LISTED ENTRIES:
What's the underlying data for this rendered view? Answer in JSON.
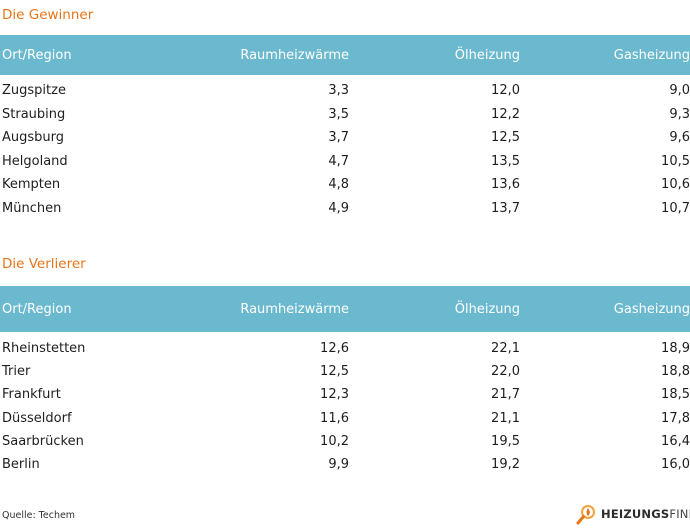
{
  "winners": {
    "title": "Die Gewinner",
    "headers": [
      "Ort/Region",
      "Raumheizwärme",
      "Ölheizung",
      "Gasheizung"
    ],
    "rows": [
      [
        "Zugspitze",
        "3,3",
        "12,0",
        "9,0"
      ],
      [
        "Straubing",
        "3,5",
        "12,2",
        "9,3"
      ],
      [
        "Augsburg",
        "3,7",
        "12,5",
        "9,6"
      ],
      [
        "Helgoland",
        "4,7",
        "13,5",
        "10,5"
      ],
      [
        "Kempten",
        "4,8",
        "13,6",
        "10,6"
      ],
      [
        "München",
        "4,9",
        "13,7",
        "10,7"
      ]
    ]
  },
  "losers": {
    "title": "Die Verlierer",
    "headers": [
      "Ort/Region",
      "Raumheizwärme",
      "Ölheizung",
      "Gasheizung"
    ],
    "rows": [
      [
        "Rheinstetten",
        "12,6",
        "22,1",
        "18,9"
      ],
      [
        "Trier",
        "12,5",
        "22,0",
        "18,8"
      ],
      [
        "Frankfurt",
        "12,3",
        "21,7",
        "18,5"
      ],
      [
        "Düsseldorf",
        "11,6",
        "21,1",
        "17,8"
      ],
      [
        "Saarbrücken",
        "10,2",
        "19,5",
        "16,4"
      ],
      [
        "Berlin",
        "9,9",
        "19,2",
        "16,0"
      ]
    ]
  },
  "footer": {
    "source": "Quelle: Techem",
    "logo_bold": "HEIZUNGS",
    "logo_light": "FINDER",
    "logo_icon": "magnifier-flame-icon"
  },
  "colors": {
    "accent": "#e8741a",
    "header_bg": "#6bb9cf"
  }
}
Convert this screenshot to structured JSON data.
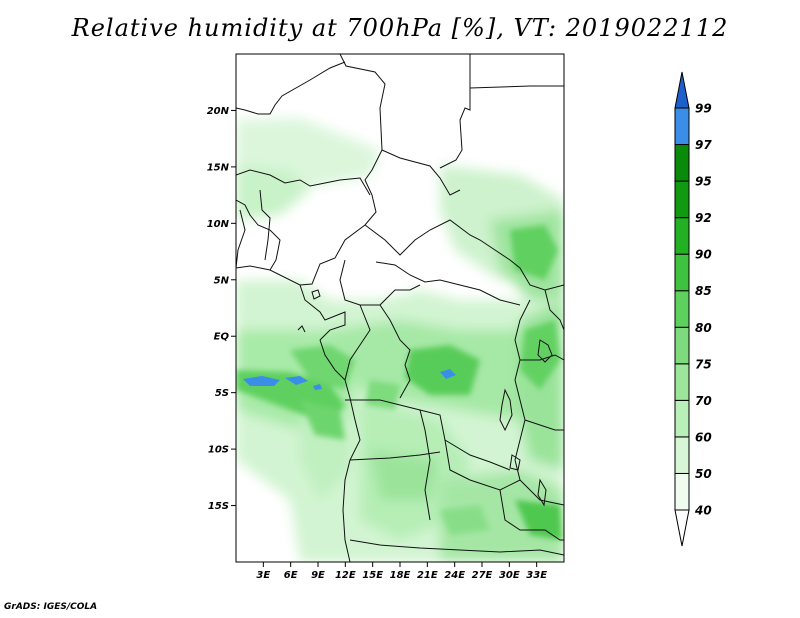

GIVEN PROBLEM: Return all lines containing the word "data".

ANSWER FOR THE TASK:
What's the underlying data for this rendered view? Answer in JSON.
Convert this screenshot to structured JSON data.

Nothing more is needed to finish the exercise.